[Direction]: Make an exact copy of the listing below.

[Information given]:
——————————

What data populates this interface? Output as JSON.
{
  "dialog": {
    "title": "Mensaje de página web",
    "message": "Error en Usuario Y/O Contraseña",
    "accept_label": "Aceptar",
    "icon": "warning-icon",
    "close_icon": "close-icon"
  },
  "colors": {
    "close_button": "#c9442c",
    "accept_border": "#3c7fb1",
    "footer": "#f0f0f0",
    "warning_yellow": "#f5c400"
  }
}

——————————

[Written response]:
What data populates this interface? Output as JSON.
{
  "dialog": {
    "title": "Mensaje de página web",
    "message": "Error en Usuario Y/O Contraseña",
    "accept_label": "Aceptar",
    "icon": "warning-icon",
    "close_icon": "close-icon"
  },
  "colors": {
    "close_button": "#c9442c",
    "accept_border": "#3c7fb1",
    "footer": "#f0f0f0",
    "warning_yellow": "#f5c400"
  }
}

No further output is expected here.